Source records
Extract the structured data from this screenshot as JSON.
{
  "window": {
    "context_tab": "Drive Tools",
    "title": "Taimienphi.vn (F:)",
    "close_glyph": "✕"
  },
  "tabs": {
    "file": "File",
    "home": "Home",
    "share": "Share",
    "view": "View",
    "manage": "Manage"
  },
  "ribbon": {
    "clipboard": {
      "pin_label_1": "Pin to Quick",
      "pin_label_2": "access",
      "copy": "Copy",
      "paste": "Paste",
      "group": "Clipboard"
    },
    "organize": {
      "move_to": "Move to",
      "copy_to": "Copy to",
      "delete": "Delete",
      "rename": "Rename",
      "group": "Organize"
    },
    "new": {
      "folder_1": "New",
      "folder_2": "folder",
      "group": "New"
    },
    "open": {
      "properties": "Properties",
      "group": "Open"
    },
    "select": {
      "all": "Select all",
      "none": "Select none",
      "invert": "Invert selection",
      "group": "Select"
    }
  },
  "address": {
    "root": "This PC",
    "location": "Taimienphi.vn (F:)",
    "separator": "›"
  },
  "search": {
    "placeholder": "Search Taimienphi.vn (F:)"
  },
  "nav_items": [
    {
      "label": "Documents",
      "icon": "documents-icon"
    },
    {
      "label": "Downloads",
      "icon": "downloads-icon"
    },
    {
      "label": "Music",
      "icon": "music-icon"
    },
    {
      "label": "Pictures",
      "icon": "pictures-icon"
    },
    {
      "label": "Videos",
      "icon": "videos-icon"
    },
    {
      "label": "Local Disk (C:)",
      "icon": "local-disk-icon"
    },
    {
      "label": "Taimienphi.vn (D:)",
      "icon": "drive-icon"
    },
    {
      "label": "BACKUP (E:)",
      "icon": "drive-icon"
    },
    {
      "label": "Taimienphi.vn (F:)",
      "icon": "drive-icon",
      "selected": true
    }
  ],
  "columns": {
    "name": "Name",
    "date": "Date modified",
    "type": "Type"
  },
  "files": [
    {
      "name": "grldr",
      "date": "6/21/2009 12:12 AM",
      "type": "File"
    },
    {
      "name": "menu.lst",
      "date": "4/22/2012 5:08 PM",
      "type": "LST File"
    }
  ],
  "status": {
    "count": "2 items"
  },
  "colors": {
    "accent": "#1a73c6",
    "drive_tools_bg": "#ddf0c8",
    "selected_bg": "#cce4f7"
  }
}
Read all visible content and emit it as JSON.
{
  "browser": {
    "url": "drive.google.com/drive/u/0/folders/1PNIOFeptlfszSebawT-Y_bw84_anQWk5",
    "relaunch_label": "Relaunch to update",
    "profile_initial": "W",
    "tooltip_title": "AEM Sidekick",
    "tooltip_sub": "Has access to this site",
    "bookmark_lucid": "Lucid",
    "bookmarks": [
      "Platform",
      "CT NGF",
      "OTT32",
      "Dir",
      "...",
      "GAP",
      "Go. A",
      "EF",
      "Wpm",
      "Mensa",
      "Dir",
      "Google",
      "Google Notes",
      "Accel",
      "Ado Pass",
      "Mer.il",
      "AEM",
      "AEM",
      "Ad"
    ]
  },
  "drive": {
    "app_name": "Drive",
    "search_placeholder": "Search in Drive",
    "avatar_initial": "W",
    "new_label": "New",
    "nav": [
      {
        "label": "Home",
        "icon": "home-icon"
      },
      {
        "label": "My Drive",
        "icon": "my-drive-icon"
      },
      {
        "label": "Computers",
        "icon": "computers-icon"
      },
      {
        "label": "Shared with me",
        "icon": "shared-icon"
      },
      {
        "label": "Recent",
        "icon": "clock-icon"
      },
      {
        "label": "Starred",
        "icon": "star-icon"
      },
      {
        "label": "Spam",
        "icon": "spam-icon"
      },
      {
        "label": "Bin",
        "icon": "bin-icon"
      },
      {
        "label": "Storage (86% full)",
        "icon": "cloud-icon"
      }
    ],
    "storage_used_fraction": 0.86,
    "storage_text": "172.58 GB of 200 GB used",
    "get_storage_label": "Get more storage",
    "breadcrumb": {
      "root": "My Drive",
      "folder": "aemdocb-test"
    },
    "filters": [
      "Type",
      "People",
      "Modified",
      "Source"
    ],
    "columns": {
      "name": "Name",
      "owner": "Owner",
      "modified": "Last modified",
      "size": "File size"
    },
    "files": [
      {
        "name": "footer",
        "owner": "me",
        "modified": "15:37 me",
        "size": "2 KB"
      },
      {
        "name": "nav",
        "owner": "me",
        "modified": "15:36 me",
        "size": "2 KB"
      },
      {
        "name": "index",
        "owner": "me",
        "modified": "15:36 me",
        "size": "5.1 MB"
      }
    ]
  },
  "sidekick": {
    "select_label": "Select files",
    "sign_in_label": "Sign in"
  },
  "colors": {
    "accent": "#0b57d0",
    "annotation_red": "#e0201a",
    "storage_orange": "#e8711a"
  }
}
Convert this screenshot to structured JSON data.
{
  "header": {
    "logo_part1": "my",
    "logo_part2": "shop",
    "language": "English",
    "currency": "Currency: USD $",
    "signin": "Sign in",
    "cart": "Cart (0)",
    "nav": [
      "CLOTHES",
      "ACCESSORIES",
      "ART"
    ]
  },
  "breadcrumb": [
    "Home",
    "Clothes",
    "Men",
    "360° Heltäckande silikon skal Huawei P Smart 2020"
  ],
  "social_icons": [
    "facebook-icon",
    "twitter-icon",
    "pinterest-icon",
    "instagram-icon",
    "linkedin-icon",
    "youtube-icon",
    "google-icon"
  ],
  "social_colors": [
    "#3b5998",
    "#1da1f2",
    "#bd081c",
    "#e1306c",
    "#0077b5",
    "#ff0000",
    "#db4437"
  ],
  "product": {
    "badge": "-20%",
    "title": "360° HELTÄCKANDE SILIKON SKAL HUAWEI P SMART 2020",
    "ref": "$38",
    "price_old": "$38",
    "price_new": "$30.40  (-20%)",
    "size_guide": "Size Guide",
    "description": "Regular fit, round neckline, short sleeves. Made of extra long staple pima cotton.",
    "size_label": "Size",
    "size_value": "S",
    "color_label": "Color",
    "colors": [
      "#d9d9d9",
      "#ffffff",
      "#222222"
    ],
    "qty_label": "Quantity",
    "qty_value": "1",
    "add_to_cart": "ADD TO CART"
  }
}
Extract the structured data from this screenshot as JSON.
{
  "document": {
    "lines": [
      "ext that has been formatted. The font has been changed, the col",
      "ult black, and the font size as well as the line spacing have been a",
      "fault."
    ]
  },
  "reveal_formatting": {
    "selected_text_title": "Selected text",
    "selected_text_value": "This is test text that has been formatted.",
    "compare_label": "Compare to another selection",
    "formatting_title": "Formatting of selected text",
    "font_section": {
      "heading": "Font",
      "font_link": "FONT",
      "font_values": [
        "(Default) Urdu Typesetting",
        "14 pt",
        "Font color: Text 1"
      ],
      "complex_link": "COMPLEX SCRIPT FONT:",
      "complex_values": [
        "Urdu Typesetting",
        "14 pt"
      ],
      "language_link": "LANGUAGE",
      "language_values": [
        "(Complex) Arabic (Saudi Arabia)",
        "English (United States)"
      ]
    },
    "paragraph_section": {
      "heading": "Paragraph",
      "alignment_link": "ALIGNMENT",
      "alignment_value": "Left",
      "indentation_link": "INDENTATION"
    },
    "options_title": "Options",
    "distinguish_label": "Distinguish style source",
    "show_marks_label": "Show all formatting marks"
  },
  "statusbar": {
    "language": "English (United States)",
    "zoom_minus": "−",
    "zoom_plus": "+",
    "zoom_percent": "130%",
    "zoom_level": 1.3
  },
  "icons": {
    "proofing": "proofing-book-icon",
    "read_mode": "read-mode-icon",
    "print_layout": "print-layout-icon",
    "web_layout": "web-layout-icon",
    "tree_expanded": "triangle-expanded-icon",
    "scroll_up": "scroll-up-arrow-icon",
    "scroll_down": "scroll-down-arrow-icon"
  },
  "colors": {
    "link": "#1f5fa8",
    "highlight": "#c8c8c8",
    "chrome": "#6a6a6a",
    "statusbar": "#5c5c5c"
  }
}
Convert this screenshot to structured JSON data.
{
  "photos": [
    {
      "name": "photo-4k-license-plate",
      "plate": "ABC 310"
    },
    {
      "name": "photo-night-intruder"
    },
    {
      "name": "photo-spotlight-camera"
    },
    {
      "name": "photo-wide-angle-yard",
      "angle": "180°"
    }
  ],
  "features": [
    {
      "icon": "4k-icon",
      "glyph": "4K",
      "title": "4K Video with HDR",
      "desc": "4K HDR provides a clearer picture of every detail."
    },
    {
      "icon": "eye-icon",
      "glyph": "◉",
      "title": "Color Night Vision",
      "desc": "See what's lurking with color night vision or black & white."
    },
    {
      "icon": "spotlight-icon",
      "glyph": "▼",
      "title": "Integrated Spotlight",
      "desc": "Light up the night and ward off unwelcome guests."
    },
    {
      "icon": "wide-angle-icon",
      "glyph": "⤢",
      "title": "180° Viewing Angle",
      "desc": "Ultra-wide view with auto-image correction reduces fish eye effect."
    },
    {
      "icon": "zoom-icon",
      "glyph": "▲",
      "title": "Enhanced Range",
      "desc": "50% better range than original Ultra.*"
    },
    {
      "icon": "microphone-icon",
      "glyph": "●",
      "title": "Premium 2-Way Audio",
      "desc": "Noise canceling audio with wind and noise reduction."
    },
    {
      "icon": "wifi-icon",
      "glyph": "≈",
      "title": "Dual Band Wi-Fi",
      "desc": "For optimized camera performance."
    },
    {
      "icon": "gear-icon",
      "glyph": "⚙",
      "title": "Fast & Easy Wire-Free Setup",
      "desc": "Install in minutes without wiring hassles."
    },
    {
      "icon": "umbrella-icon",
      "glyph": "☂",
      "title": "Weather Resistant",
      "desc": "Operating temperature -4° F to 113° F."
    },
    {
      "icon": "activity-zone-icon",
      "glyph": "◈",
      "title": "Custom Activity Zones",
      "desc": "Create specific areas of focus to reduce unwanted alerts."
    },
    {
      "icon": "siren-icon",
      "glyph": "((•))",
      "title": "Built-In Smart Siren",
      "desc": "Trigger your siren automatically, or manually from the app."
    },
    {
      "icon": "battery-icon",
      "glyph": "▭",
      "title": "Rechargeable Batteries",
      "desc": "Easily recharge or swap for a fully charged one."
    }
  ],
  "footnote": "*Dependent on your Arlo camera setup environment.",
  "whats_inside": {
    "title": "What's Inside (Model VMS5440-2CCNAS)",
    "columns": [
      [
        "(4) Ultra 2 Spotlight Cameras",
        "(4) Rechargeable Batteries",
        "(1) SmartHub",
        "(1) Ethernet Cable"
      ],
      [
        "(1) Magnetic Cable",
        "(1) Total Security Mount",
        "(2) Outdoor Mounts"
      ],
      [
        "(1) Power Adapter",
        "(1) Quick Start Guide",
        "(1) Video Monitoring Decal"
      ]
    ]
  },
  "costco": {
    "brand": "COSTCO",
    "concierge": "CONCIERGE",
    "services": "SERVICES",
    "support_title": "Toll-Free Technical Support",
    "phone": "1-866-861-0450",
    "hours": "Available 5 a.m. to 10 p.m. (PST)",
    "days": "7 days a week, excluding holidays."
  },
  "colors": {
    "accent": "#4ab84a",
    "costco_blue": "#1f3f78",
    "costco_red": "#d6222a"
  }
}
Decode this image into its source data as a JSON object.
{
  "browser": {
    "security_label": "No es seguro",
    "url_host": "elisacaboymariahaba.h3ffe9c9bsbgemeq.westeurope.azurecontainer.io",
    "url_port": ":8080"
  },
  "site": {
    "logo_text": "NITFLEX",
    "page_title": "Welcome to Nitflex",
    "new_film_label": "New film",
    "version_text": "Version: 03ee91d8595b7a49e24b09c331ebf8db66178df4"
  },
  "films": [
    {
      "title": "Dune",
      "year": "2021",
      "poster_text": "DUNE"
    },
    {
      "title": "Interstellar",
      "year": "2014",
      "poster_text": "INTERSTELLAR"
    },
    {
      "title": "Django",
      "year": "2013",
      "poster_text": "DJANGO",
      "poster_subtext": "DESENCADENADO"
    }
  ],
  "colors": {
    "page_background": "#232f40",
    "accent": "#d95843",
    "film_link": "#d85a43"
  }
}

__Exercise task__.
Send back exactly the lines from the line with "Decode this image" through the end of the records.

__Answer to the exercise__.
Decode this image into its source data as a JSON object.
{
  "browser": {
    "security_label": "No es seguro",
    "url_host": "elisacaboymariahaba.h3ffe9c9bsbgemeq.westeurope.azurecontainer.io",
    "url_port": ":8080"
  },
  "site": {
    "logo_text": "NITFLEX",
    "page_title": "Welcome to Nitflex",
    "new_film_label": "New film",
    "version_text": "Version: 03ee91d8595b7a49e24b09c331ebf8db66178df4"
  },
  "films": [
    {
      "title": "Dune",
      "year": "2021",
      "poster_text": "DUNE"
    },
    {
      "title": "Interstellar",
      "year": "2014",
      "poster_text": "INTERSTELLAR"
    },
    {
      "title": "Django",
      "year": "2013",
      "poster_text": "DJANGO",
      "poster_subtext": "DESENCADENADO"
    }
  ],
  "colors": {
    "page_background": "#232f40",
    "accent": "#d95843",
    "film_link": "#d85a43"
  }
}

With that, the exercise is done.